Give the number of lines containing "ylabel" in this listing, with no other words.

── INPUT MATERIAL ──

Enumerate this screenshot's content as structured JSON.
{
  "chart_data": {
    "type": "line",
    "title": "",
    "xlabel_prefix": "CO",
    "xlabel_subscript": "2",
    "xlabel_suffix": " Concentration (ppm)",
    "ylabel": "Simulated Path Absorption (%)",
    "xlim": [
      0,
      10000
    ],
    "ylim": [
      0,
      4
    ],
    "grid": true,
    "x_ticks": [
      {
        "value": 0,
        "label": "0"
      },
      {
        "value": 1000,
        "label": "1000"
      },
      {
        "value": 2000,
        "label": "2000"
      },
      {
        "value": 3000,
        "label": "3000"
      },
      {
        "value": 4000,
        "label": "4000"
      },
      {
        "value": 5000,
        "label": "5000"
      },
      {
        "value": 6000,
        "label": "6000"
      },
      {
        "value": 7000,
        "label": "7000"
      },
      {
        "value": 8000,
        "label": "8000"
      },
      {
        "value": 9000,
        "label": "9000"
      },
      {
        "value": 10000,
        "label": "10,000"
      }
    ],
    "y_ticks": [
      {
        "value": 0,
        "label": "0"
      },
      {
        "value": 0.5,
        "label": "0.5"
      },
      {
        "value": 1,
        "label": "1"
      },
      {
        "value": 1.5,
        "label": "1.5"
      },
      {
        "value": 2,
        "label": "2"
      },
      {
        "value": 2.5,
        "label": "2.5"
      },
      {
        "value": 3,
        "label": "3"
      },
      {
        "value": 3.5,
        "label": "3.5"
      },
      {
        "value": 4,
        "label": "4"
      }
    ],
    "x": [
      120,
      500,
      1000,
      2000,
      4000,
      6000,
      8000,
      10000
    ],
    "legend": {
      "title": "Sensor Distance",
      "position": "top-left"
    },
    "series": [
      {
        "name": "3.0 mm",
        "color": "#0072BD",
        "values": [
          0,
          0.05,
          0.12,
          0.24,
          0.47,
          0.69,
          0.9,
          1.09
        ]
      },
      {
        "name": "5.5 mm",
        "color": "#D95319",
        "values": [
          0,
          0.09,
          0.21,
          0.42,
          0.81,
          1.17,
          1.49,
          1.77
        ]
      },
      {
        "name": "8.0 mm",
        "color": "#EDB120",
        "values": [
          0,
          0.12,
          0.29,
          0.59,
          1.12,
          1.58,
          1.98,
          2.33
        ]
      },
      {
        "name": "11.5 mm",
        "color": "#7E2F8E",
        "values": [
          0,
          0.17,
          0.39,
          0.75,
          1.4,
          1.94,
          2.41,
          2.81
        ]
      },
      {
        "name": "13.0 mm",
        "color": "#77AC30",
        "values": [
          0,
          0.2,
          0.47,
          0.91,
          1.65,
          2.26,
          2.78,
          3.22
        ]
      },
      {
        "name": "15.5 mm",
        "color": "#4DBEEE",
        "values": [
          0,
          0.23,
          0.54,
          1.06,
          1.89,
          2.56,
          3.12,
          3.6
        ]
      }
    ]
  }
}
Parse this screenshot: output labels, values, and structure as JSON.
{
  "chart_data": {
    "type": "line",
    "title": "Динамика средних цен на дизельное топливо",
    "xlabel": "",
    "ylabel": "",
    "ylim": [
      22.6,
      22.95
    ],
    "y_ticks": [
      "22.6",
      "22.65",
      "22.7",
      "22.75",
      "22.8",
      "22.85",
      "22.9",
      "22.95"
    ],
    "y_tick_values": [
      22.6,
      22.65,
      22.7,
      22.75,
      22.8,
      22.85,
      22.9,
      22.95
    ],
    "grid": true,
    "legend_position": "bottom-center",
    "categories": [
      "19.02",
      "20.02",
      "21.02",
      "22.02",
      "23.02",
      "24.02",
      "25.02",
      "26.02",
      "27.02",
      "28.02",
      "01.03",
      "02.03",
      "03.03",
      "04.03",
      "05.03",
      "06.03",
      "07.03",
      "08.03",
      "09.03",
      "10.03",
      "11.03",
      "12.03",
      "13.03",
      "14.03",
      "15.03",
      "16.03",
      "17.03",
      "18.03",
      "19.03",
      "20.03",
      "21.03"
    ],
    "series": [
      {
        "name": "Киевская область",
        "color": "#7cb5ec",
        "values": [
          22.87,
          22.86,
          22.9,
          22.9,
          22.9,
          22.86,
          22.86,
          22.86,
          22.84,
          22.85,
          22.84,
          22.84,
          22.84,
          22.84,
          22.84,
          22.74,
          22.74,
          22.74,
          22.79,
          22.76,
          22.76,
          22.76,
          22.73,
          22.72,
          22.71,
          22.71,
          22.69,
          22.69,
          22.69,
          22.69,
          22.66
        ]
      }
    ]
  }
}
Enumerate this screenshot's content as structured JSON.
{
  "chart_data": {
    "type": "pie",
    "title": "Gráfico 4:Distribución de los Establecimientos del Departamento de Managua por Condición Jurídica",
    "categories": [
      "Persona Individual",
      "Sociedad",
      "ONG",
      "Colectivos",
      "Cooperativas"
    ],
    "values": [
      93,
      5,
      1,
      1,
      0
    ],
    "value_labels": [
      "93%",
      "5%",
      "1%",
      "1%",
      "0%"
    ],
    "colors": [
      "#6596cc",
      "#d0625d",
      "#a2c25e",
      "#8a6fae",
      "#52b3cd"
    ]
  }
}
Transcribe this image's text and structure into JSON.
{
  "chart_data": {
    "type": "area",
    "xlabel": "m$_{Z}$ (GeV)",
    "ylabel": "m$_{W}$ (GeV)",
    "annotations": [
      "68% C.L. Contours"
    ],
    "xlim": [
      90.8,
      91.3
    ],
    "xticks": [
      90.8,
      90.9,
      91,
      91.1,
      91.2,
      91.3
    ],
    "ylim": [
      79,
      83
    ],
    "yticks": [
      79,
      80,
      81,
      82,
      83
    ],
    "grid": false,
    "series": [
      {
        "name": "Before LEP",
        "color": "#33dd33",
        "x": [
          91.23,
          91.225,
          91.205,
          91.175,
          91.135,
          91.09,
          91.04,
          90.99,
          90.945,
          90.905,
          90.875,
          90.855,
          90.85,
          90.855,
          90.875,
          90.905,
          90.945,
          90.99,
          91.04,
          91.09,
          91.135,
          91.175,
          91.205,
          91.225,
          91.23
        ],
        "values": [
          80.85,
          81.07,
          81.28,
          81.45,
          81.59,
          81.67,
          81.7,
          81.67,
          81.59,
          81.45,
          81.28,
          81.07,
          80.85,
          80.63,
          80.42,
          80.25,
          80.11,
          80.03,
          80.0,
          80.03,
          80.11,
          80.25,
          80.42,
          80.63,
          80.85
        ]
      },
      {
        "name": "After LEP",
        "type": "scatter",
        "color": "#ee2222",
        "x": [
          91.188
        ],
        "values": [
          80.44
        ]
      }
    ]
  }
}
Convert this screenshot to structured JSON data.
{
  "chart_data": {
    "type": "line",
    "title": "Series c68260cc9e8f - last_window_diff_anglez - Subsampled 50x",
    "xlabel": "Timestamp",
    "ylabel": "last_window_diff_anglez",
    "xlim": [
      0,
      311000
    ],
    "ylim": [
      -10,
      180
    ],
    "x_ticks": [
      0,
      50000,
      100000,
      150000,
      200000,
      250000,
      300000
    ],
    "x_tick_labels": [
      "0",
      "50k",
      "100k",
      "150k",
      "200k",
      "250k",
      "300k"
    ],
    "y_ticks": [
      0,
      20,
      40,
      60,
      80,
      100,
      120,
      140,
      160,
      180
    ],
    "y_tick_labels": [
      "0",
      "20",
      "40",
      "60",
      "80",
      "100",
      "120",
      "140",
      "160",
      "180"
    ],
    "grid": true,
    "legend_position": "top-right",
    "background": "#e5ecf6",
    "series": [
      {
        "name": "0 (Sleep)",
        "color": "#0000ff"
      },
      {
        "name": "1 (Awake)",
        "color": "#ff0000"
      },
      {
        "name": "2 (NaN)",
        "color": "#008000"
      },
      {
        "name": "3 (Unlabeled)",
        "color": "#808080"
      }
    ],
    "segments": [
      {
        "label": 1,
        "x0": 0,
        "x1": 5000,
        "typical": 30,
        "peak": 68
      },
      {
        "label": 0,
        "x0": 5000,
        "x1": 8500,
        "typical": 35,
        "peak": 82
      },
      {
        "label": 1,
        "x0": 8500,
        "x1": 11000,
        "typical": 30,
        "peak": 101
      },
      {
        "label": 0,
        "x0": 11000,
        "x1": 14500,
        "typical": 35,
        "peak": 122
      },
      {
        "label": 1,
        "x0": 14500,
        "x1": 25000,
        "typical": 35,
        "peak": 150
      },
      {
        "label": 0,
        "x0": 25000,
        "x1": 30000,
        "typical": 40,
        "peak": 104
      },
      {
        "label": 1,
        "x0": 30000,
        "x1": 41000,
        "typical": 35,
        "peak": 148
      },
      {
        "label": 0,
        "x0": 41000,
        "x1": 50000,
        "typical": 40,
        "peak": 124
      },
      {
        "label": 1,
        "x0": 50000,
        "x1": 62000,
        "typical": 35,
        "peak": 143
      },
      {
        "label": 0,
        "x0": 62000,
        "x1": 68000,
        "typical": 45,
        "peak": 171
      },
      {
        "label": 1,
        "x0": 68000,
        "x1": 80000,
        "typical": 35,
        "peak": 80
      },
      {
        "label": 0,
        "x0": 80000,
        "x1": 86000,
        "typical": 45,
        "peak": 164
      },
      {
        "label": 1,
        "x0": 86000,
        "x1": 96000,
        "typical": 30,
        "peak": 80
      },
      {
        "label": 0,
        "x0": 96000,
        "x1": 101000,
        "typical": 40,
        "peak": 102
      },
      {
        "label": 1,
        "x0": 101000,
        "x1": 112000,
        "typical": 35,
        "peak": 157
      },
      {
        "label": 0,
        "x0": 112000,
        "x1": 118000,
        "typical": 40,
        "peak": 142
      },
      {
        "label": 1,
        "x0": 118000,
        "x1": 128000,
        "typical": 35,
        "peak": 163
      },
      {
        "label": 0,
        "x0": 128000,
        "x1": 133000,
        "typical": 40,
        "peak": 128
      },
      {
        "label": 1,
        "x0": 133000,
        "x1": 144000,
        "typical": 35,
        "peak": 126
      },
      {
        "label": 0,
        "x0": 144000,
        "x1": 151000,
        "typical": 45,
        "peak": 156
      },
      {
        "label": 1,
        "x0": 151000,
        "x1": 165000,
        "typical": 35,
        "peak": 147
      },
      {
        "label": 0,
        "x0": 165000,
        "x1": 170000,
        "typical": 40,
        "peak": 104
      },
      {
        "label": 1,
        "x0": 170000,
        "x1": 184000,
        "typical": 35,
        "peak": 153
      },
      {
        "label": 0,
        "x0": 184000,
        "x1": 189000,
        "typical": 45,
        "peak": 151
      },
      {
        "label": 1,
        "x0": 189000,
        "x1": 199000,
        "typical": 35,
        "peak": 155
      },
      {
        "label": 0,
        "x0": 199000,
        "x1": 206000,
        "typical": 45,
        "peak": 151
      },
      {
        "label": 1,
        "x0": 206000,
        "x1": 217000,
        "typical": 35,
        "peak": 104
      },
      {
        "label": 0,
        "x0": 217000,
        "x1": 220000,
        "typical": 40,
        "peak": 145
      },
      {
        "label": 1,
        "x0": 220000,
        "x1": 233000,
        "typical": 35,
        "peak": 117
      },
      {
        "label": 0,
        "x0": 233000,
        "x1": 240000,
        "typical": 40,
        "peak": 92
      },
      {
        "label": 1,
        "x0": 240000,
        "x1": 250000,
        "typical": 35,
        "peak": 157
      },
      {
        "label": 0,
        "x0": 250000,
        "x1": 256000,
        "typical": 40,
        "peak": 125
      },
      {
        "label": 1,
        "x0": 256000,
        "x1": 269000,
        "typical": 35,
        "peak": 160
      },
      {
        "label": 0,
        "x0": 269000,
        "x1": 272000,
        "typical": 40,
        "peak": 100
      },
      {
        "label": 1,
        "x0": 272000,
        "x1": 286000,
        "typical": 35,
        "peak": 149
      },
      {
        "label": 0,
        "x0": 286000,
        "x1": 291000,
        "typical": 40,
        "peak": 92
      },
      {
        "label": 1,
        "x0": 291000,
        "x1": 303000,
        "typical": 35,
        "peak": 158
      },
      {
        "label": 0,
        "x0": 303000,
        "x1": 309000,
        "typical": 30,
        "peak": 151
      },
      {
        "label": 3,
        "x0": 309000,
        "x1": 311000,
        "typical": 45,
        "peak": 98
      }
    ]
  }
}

───

### SOLUTION
4